Your task:
Look through the material below. Copy each line that contains the string "following".

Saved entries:
----------
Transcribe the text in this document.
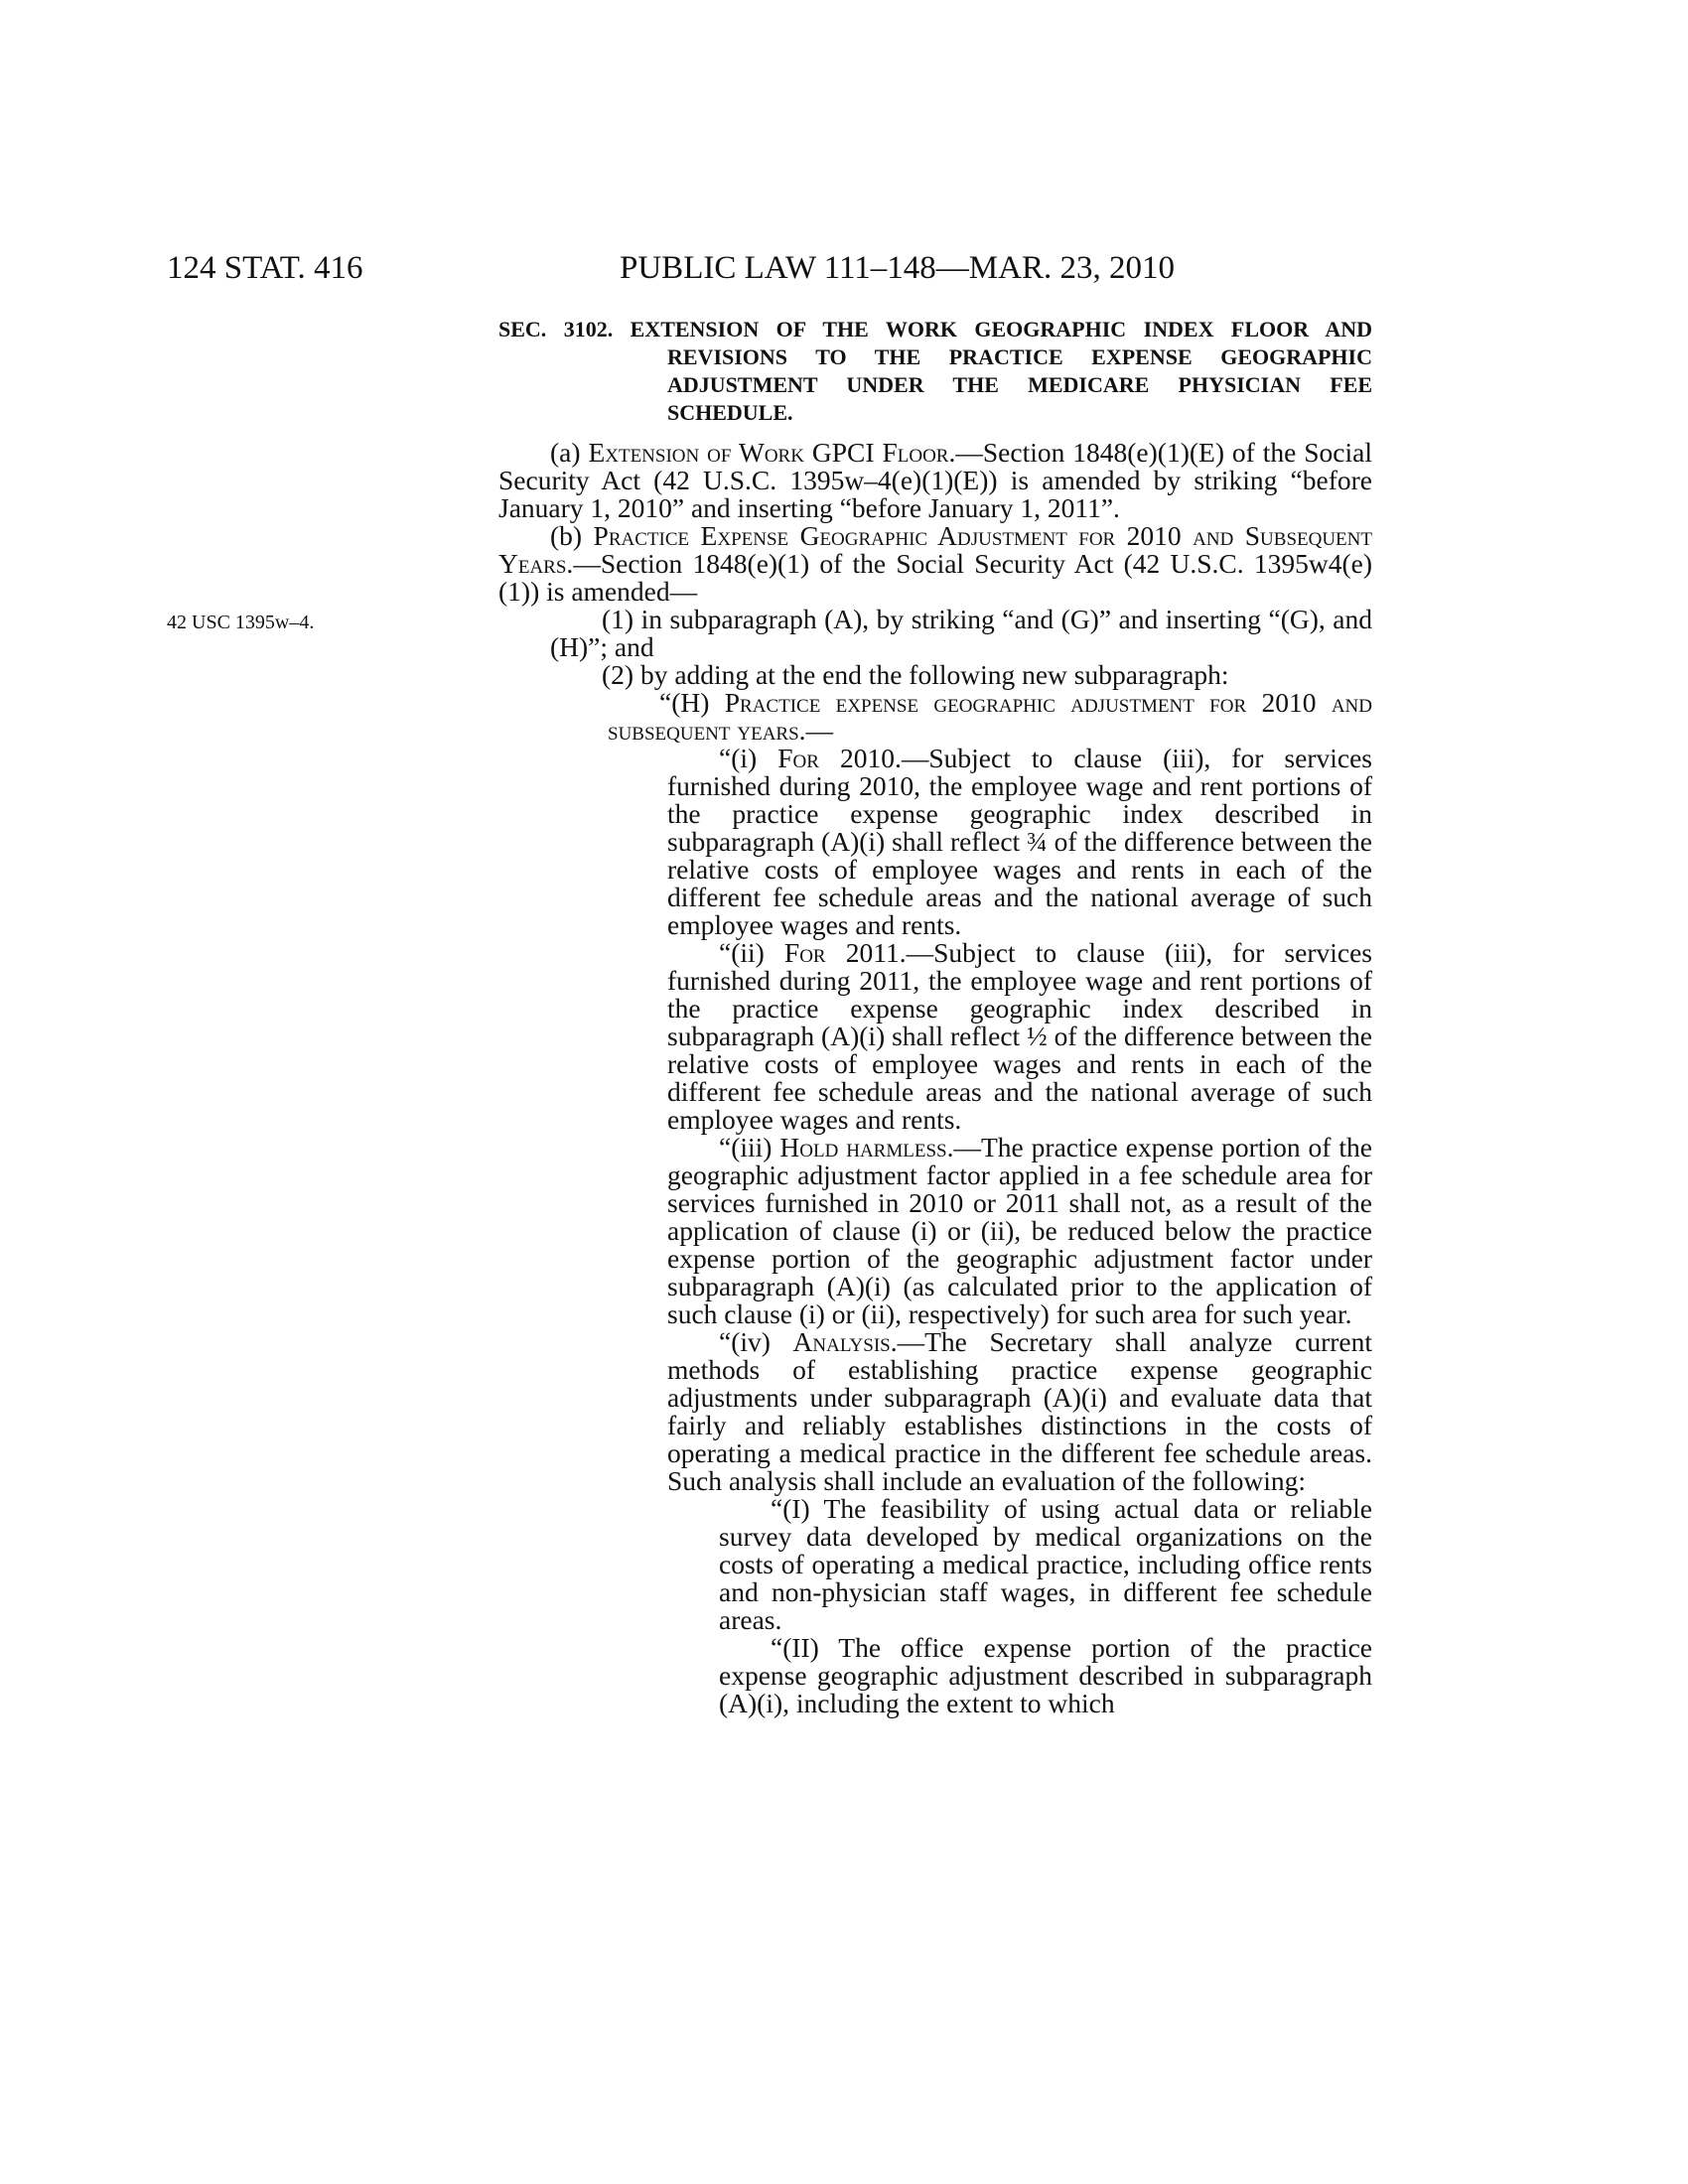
124 STAT. 416	PUBLIC LAW 111–148—MAR. 23, 2010
42 USC 1395w–4.

SEC. 3102. EXTENSION OF THE WORK GEOGRAPHIC INDEX FLOOR AND REVISIONS TO THE PRACTICE EXPENSE GEOGRAPHIC ADJUSTMENT UNDER THE MEDICARE PHYSICIAN FEE SCHEDULE.

(a) Extension of Work GPCI Floor.—Section 1848(e)(1)(E) of the Social Security Act (42 U.S.C. 1395w–4(e)(1)(E)) is amended by striking “before January 1, 2010” and inserting “before January 1, 2011”.

(b) Practice Expense Geographic Adjustment for 2010 and Subsequent Years.—Section 1848(e)(1) of the Social Security Act (42 U.S.C. 1395w4(e)(1)) is amended—

(1) in subparagraph (A), by striking “and (G)” and inserting “(G), and (H)”; and

(2) by adding at the end the following new subparagraph:

“(H) Practice expense geographic adjustment for 2010 and subsequent years.—

“(i) For 2010.—Subject to clause (iii), for services furnished during 2010, the employee wage and rent portions of the practice expense geographic index described in subparagraph (A)(i) shall reflect ¾ of the difference between the relative costs of employee wages and rents in each of the different fee schedule areas and the national average of such employee wages and rents.

“(ii) For 2011.—Subject to clause (iii), for services furnished during 2011, the employee wage and rent portions of the practice expense geographic index described in subparagraph (A)(i) shall reflect ½ of the difference between the relative costs of employee wages and rents in each of the different fee schedule areas and the national average of such employee wages and rents.

“(iii) Hold harmless.—The practice expense portion of the geographic adjustment factor applied in a fee schedule area for services furnished in 2010 or 2011 shall not, as a result of the application of clause (i) or (ii), be reduced below the practice expense portion of the geographic adjustment factor under subparagraph (A)(i) (as calculated prior to the application of such clause (i) or (ii), respectively) for such area for such year.

“(iv) Analysis.—The Secretary shall analyze current methods of establishing practice expense geographic adjustments under subparagraph (A)(i) and evaluate data that fairly and reliably establishes distinctions in the costs of operating a medical practice in the different fee schedule areas. Such analysis shall include an evaluation of the following:

“(I) The feasibility of using actual data or reliable survey data developed by medical organizations on the costs of operating a medical practice, including office rents and non-physician staff wages, in different fee schedule areas.

“(II) The office expense portion of the practice expense geographic adjustment described in subparagraph (A)(i), including the extent to which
----------
Response to this exercise:
(2) by adding at the end the following new subparagraph:
“(iv) Analysis.—The Secretary shall analyze current methods of establishing practice expense geographic adjustments under subparagraph (A)(i) and evaluate data that fairly and reliably establishes distinctions in the costs of operating a medical practice in the different fee schedule areas. Such analysis shall include an evaluation of the following:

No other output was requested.